■ Task prompt ■
All material below is to be reproduced exactly.

--- BEGIN Supplied data ---

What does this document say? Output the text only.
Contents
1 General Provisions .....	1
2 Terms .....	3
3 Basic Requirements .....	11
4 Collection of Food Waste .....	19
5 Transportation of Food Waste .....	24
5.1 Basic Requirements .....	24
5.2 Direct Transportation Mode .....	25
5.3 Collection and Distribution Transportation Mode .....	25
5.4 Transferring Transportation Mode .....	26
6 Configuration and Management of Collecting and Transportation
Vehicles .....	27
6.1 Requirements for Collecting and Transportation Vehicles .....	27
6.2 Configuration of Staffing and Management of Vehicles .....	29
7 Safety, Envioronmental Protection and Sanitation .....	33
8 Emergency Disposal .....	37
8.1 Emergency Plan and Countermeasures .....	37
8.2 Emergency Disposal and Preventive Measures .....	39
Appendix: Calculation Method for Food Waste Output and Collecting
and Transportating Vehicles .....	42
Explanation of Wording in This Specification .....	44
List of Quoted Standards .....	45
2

--- END Supplied data ---

■ Exercise output ■
What does this document say? Output the text only.
Contents
1 General Provisions .....	1
2 Terms .....	3
3 Basic Requirements .....	11
4 Collection of Food Waste .....	19
5 Transportation of Food Waste .....	24
5.1 Basic Requirements .....	24
5.2 Direct Transportation Mode .....	25
5.3 Collection and Distribution Transportation Mode .....	25
5.4 Transferring Transportation Mode .....	26
6 Configuration and Management of Collecting and Transportation
Vehicles .....	27
6.1 Requirements for Collecting and Transportation Vehicles .....	27
6.2 Configuration of Staffing and Management of Vehicles .....	29
7 Safety, Envioronmental Protection and Sanitation .....	33
8 Emergency Disposal .....	37
8.1 Emergency Plan and Countermeasures .....	37
8.2 Emergency Disposal and Preventive Measures .....	39
Appendix: Calculation Method for Food Waste Output and Collecting
and Transportating Vehicles .....	42
Explanation of Wording in This Specification .....	44
List of Quoted Standards .....	45
2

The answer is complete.